Reproduce the records below exactly, leaving out any pictures.

Dataset items |
________
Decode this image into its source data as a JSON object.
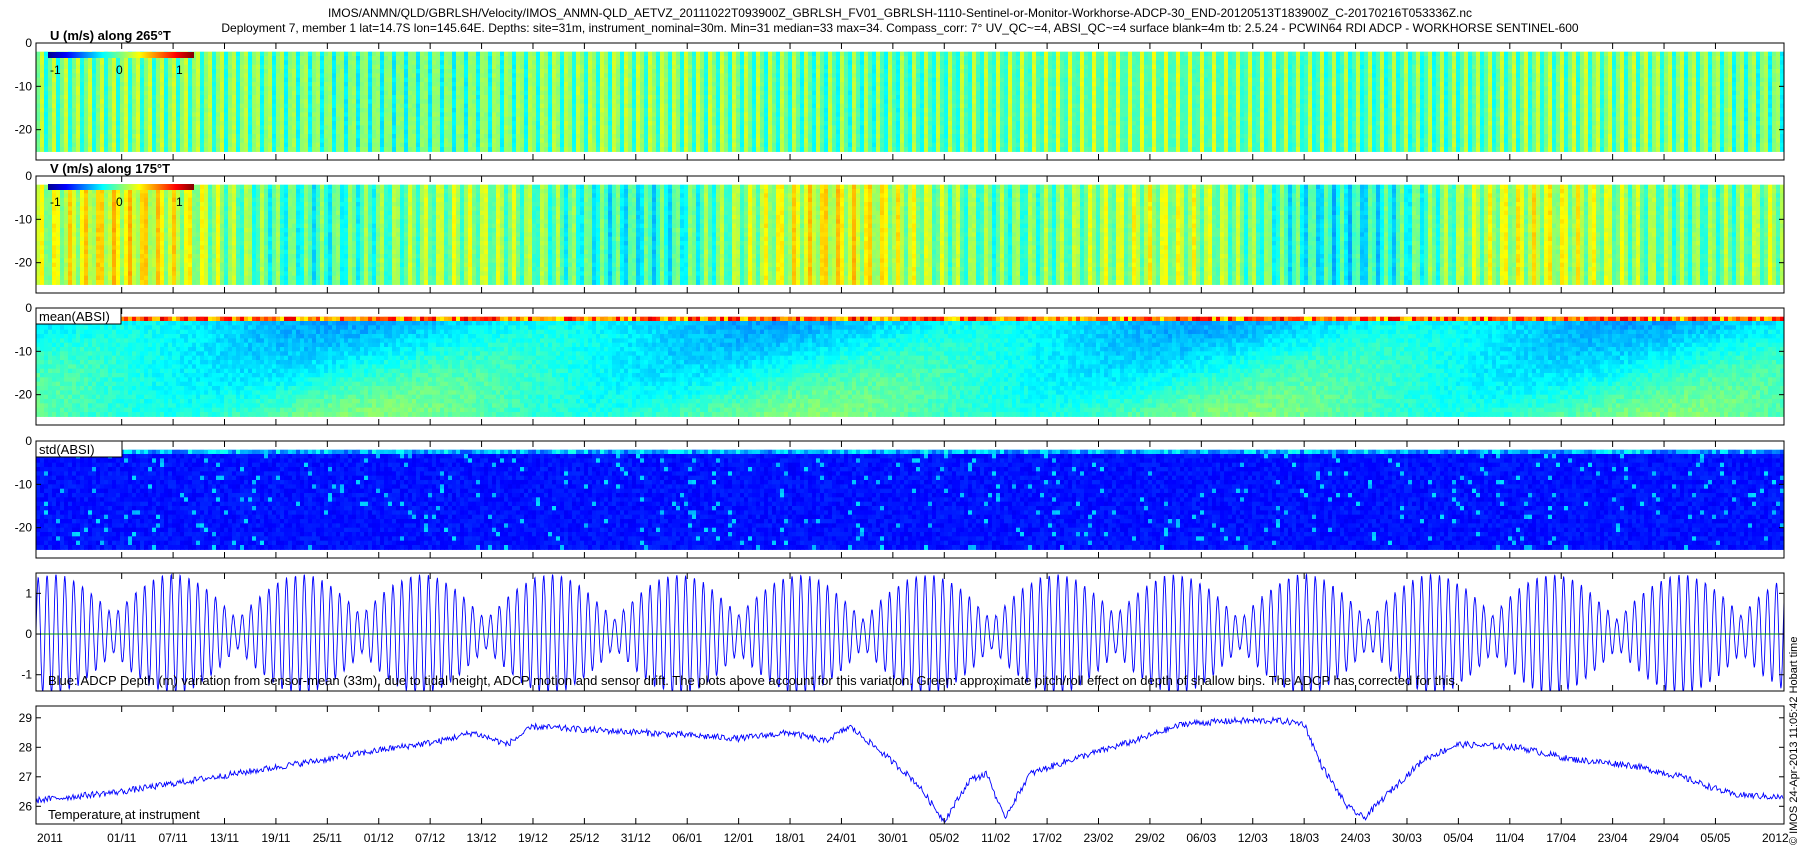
{
  "header": {
    "line1": "IMOS/ANMN/QLD/GBRLSH/Velocity/IMOS_ANMN-QLD_AETVZ_20111022T093900Z_GBRLSH_FV01_GBRLSH-1110-Sentinel-or-Monitor-Workhorse-ADCP-30_END-20120513T183900Z_C-20170216T053336Z.nc",
    "line2": "Deployment 7, member 1 lat=14.7S lon=145.64E. Depths: site=31m, instrument_nominal=30m. Min=31 median=33 max=34. Compass_corr: 7° UV_QC~=4, ABSI_QC~=4 surface blank=4m tb: 2.5.24 - PCWIN64 RDI ADCP - WORKHORSE SENTINEL-600"
  },
  "side_stamp": "© IMOS 24-Apr-2013 11:05:42 Hobart time",
  "colors": {
    "line_blue": "#0000ff",
    "line_green": "#009900",
    "jet_low": "#00008f",
    "jet_high": "#800000"
  },
  "chart_data": [
    {
      "type": "heatmap",
      "label": "U (m/s) along 265°T",
      "colorbar": {
        "ticks": [
          "-1",
          "0",
          "1"
        ],
        "range": [
          -1.3,
          1.3
        ]
      },
      "ylim": [
        -27,
        0
      ],
      "yticks": [
        "0",
        "-10",
        "-20"
      ],
      "yvalues": [
        0,
        -10,
        -20
      ]
    },
    {
      "type": "heatmap",
      "label": "V (m/s) along 175°T",
      "colorbar": {
        "ticks": [
          "-1",
          "0",
          "1"
        ],
        "range": [
          -1.3,
          1.3
        ]
      },
      "ylim": [
        -27,
        0
      ],
      "yticks": [
        "0",
        "-10",
        "-20"
      ],
      "yvalues": [
        0,
        -10,
        -20
      ]
    },
    {
      "type": "heatmap",
      "label": "mean(ABSI)",
      "ylim": [
        -27,
        0
      ],
      "yticks": [
        "0",
        "-10",
        "-20"
      ],
      "yvalues": [
        0,
        -10,
        -20
      ]
    },
    {
      "type": "heatmap",
      "label": "std(ABSI)",
      "ylim": [
        -27,
        0
      ],
      "yticks": [
        "0",
        "-10",
        "-20"
      ],
      "yvalues": [
        0,
        -10,
        -20
      ]
    },
    {
      "type": "line",
      "annotation": "Blue: ADCP Depth (m) variation from sensor-mean (33m), due to tidal height, ADCP motion and sensor drift. The plots above account for this variation. Green: approximate pitch/roll effect on depth of shallow bins. The ADCP has corrected for this.",
      "ylim": [
        -1.4,
        1.5
      ],
      "yticks": [
        "1",
        "0",
        "-1"
      ],
      "yvalues": [
        1,
        0,
        -1
      ],
      "series": [
        {
          "color": "#0000ff",
          "spring_tide_days": [
            2,
            16,
            31,
            45,
            60,
            75,
            89,
            104,
            119,
            133,
            148,
            163,
            177,
            192,
            206
          ],
          "max_amplitude": 1.45
        },
        {
          "color": "#009900",
          "constant": 0
        }
      ]
    },
    {
      "type": "line",
      "label": "Temperature at instrument",
      "ylim": [
        25.4,
        29.4
      ],
      "yticks": [
        "29",
        "28",
        "27",
        "26"
      ],
      "yvalues": [
        29,
        28,
        27,
        26
      ],
      "x": [
        "2011-10-22",
        "2011-11-01",
        "2011-11-12",
        "2011-11-25",
        "2011-12-01",
        "2011-12-08",
        "2011-12-12",
        "2011-12-16",
        "2011-12-19",
        "2011-12-25",
        "2012-01-01",
        "2012-01-12",
        "2012-01-18",
        "2012-01-22",
        "2012-01-25",
        "2012-01-28",
        "2012-02-01",
        "2012-02-02",
        "2012-02-05",
        "2012-02-08",
        "2012-02-10",
        "2012-02-12",
        "2012-02-15",
        "2012-02-20",
        "2012-02-27",
        "2012-03-04",
        "2012-03-10",
        "2012-03-15",
        "2012-03-18",
        "2012-03-20",
        "2012-03-23",
        "2012-03-25",
        "2012-03-28",
        "2012-04-01",
        "2012-04-05",
        "2012-04-12",
        "2012-04-18",
        "2012-04-25",
        "2012-05-01",
        "2012-05-07",
        "2012-05-13"
      ],
      "values": [
        26.2,
        26.5,
        27.0,
        27.6,
        27.9,
        28.2,
        28.5,
        28.1,
        28.7,
        28.6,
        28.5,
        28.3,
        28.5,
        28.2,
        28.7,
        28.0,
        27.0,
        26.7,
        25.5,
        26.9,
        27.1,
        25.6,
        27.1,
        27.6,
        28.2,
        28.8,
        28.9,
        28.9,
        28.8,
        27.4,
        26.0,
        25.6,
        26.5,
        27.6,
        28.1,
        28.0,
        27.6,
        27.4,
        27.0,
        26.4,
        26.3
      ]
    }
  ],
  "xaxis": {
    "labels": [
      "01/11",
      "07/11",
      "13/11",
      "19/11",
      "25/11",
      "01/12",
      "07/12",
      "13/12",
      "19/12",
      "25/12",
      "31/12",
      "06/01",
      "12/01",
      "18/01",
      "24/01",
      "30/01",
      "05/02",
      "11/02",
      "17/02",
      "23/02",
      "29/02",
      "06/03",
      "12/03",
      "18/03",
      "24/03",
      "30/03",
      "05/04",
      "11/04",
      "17/04",
      "23/04",
      "29/04",
      "05/05"
    ],
    "dates": [
      "2011-11-01",
      "2011-11-07",
      "2011-11-13",
      "2011-11-19",
      "2011-11-25",
      "2011-12-01",
      "2011-12-07",
      "2011-12-13",
      "2011-12-19",
      "2011-12-25",
      "2011-12-31",
      "2012-01-06",
      "2012-01-12",
      "2012-01-18",
      "2012-01-24",
      "2012-01-30",
      "2012-02-05",
      "2012-02-11",
      "2012-02-17",
      "2012-02-23",
      "2012-02-29",
      "2012-03-06",
      "2012-03-12",
      "2012-03-18",
      "2012-03-24",
      "2012-03-30",
      "2012-04-05",
      "2012-04-11",
      "2012-04-17",
      "2012-04-23",
      "2012-04-29",
      "2012-05-05"
    ],
    "year_start": "2011",
    "year_end": "2012",
    "range": [
      "2011-10-22",
      "2012-05-13"
    ]
  }
}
________
Task result |
Decode this image into its source data as a JSON object.
{
  "header": {
    "line1": "IMOS/ANMN/QLD/GBRLSH/Velocity/IMOS_ANMN-QLD_AETVZ_20111022T093900Z_GBRLSH_FV01_GBRLSH-1110-Sentinel-or-Monitor-Workhorse-ADCP-30_END-20120513T183900Z_C-20170216T053336Z.nc",
    "line2": "Deployment 7, member 1 lat=14.7S lon=145.64E. Depths: site=31m, instrument_nominal=30m. Min=31 median=33 max=34. Compass_corr: 7° UV_QC~=4, ABSI_QC~=4 surface blank=4m tb: 2.5.24 - PCWIN64 RDI ADCP - WORKHORSE SENTINEL-600"
  },
  "side_stamp": "© IMOS 24-Apr-2013 11:05:42 Hobart time",
  "colors": {
    "line_blue": "#0000ff",
    "line_green": "#009900",
    "jet_low": "#00008f",
    "jet_high": "#800000"
  },
  "chart_data": [
    {
      "type": "heatmap",
      "label": "U (m/s) along 265°T",
      "colorbar": {
        "ticks": [
          "-1",
          "0",
          "1"
        ],
        "range": [
          -1.3,
          1.3
        ]
      },
      "ylim": [
        -27,
        0
      ],
      "yticks": [
        "0",
        "-10",
        "-20"
      ],
      "yvalues": [
        0,
        -10,
        -20
      ]
    },
    {
      "type": "heatmap",
      "label": "V (m/s) along 175°T",
      "colorbar": {
        "ticks": [
          "-1",
          "0",
          "1"
        ],
        "range": [
          -1.3,
          1.3
        ]
      },
      "ylim": [
        -27,
        0
      ],
      "yticks": [
        "0",
        "-10",
        "-20"
      ],
      "yvalues": [
        0,
        -10,
        -20
      ]
    },
    {
      "type": "heatmap",
      "label": "mean(ABSI)",
      "ylim": [
        -27,
        0
      ],
      "yticks": [
        "0",
        "-10",
        "-20"
      ],
      "yvalues": [
        0,
        -10,
        -20
      ]
    },
    {
      "type": "heatmap",
      "label": "std(ABSI)",
      "ylim": [
        -27,
        0
      ],
      "yticks": [
        "0",
        "-10",
        "-20"
      ],
      "yvalues": [
        0,
        -10,
        -20
      ]
    },
    {
      "type": "line",
      "annotation": "Blue: ADCP Depth (m) variation from sensor-mean (33m), due to tidal height, ADCP motion and sensor drift. The plots above account for this variation. Green: approximate pitch/roll effect on depth of shallow bins. The ADCP has corrected for this.",
      "ylim": [
        -1.4,
        1.5
      ],
      "yticks": [
        "1",
        "0",
        "-1"
      ],
      "yvalues": [
        1,
        0,
        -1
      ],
      "series": [
        {
          "color": "#0000ff",
          "spring_tide_days": [
            2,
            16,
            31,
            45,
            60,
            75,
            89,
            104,
            119,
            133,
            148,
            163,
            177,
            192,
            206
          ],
          "max_amplitude": 1.45
        },
        {
          "color": "#009900",
          "constant": 0
        }
      ]
    },
    {
      "type": "line",
      "label": "Temperature at instrument",
      "ylim": [
        25.4,
        29.4
      ],
      "yticks": [
        "29",
        "28",
        "27",
        "26"
      ],
      "yvalues": [
        29,
        28,
        27,
        26
      ],
      "x": [
        "2011-10-22",
        "2011-11-01",
        "2011-11-12",
        "2011-11-25",
        "2011-12-01",
        "2011-12-08",
        "2011-12-12",
        "2011-12-16",
        "2011-12-19",
        "2011-12-25",
        "2012-01-01",
        "2012-01-12",
        "2012-01-18",
        "2012-01-22",
        "2012-01-25",
        "2012-01-28",
        "2012-02-01",
        "2012-02-02",
        "2012-02-05",
        "2012-02-08",
        "2012-02-10",
        "2012-02-12",
        "2012-02-15",
        "2012-02-20",
        "2012-02-27",
        "2012-03-04",
        "2012-03-10",
        "2012-03-15",
        "2012-03-18",
        "2012-03-20",
        "2012-03-23",
        "2012-03-25",
        "2012-03-28",
        "2012-04-01",
        "2012-04-05",
        "2012-04-12",
        "2012-04-18",
        "2012-04-25",
        "2012-05-01",
        "2012-05-07",
        "2012-05-13"
      ],
      "values": [
        26.2,
        26.5,
        27.0,
        27.6,
        27.9,
        28.2,
        28.5,
        28.1,
        28.7,
        28.6,
        28.5,
        28.3,
        28.5,
        28.2,
        28.7,
        28.0,
        27.0,
        26.7,
        25.5,
        26.9,
        27.1,
        25.6,
        27.1,
        27.6,
        28.2,
        28.8,
        28.9,
        28.9,
        28.8,
        27.4,
        26.0,
        25.6,
        26.5,
        27.6,
        28.1,
        28.0,
        27.6,
        27.4,
        27.0,
        26.4,
        26.3
      ]
    }
  ],
  "xaxis": {
    "labels": [
      "01/11",
      "07/11",
      "13/11",
      "19/11",
      "25/11",
      "01/12",
      "07/12",
      "13/12",
      "19/12",
      "25/12",
      "31/12",
      "06/01",
      "12/01",
      "18/01",
      "24/01",
      "30/01",
      "05/02",
      "11/02",
      "17/02",
      "23/02",
      "29/02",
      "06/03",
      "12/03",
      "18/03",
      "24/03",
      "30/03",
      "05/04",
      "11/04",
      "17/04",
      "23/04",
      "29/04",
      "05/05"
    ],
    "dates": [
      "2011-11-01",
      "2011-11-07",
      "2011-11-13",
      "2011-11-19",
      "2011-11-25",
      "2011-12-01",
      "2011-12-07",
      "2011-12-13",
      "2011-12-19",
      "2011-12-25",
      "2011-12-31",
      "2012-01-06",
      "2012-01-12",
      "2012-01-18",
      "2012-01-24",
      "2012-01-30",
      "2012-02-05",
      "2012-02-11",
      "2012-02-17",
      "2012-02-23",
      "2012-02-29",
      "2012-03-06",
      "2012-03-12",
      "2012-03-18",
      "2012-03-24",
      "2012-03-30",
      "2012-04-05",
      "2012-04-11",
      "2012-04-17",
      "2012-04-23",
      "2012-04-29",
      "2012-05-05"
    ],
    "year_start": "2011",
    "year_end": "2012",
    "range": [
      "2011-10-22",
      "2012-05-13"
    ]
  }
}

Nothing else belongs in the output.